◆ DIRECTION ◆
Copy each line that holds "автоматических".

◆ MATERIAL PROVIDED ◆
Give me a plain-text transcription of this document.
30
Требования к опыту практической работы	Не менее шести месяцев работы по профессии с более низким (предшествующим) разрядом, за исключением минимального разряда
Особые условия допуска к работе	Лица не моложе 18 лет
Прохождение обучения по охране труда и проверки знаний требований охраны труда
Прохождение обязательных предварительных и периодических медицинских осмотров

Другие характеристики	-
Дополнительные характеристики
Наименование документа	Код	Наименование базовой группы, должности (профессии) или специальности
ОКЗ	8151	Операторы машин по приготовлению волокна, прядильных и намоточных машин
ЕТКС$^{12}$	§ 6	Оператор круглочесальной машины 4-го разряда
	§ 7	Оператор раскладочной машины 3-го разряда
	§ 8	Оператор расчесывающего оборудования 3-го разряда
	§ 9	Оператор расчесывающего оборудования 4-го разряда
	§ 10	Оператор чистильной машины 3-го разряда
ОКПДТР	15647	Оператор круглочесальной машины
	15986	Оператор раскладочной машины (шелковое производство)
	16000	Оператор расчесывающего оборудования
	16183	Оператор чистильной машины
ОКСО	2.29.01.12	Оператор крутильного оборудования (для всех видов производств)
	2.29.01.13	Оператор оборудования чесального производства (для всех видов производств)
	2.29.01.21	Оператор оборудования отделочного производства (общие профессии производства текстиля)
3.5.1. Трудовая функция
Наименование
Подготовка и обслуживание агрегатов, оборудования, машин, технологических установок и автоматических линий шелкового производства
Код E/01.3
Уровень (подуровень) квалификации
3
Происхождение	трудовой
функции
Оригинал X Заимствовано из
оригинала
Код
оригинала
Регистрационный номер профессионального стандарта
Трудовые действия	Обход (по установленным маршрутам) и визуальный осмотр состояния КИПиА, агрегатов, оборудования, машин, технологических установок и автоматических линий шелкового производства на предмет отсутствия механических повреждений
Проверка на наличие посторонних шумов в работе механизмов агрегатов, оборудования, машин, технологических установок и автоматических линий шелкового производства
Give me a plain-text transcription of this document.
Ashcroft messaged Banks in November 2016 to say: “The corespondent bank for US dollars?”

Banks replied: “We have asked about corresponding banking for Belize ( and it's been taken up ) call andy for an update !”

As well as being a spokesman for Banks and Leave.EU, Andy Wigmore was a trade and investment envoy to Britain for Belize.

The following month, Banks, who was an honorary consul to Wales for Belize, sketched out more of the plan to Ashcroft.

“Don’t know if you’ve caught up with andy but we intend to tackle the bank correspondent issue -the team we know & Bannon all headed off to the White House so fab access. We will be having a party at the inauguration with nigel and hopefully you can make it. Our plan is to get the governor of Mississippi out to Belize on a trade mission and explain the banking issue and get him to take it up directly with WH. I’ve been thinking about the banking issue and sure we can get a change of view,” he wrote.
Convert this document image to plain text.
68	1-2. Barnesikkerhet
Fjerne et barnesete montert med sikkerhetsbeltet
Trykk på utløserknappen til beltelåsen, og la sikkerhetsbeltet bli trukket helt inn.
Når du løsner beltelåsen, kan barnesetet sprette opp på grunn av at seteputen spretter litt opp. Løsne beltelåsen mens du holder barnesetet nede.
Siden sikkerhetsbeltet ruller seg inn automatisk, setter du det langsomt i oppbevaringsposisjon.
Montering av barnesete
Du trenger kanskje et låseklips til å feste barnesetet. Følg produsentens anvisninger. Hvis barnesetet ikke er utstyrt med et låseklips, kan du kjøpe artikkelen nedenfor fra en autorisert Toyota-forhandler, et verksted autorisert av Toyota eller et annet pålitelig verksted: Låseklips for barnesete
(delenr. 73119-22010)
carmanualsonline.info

◆ ANSWER BELOW ◆
Подготовка и обслуживание агрегатов, оборудования, машин, технологических установок и автоматических линий шелкового производства
Трудовые действия	Обход (по установленным маршрутам) и визуальный осмотр состояния КИПиА, агрегатов, оборудования, машин, технологических установок и автоматических линий шелкового производства на предмет отсутствия механических повреждений
Проверка на наличие посторонних шумов в работе механизмов агрегатов, оборудования, машин, технологических установок и автоматических линий шелкового производства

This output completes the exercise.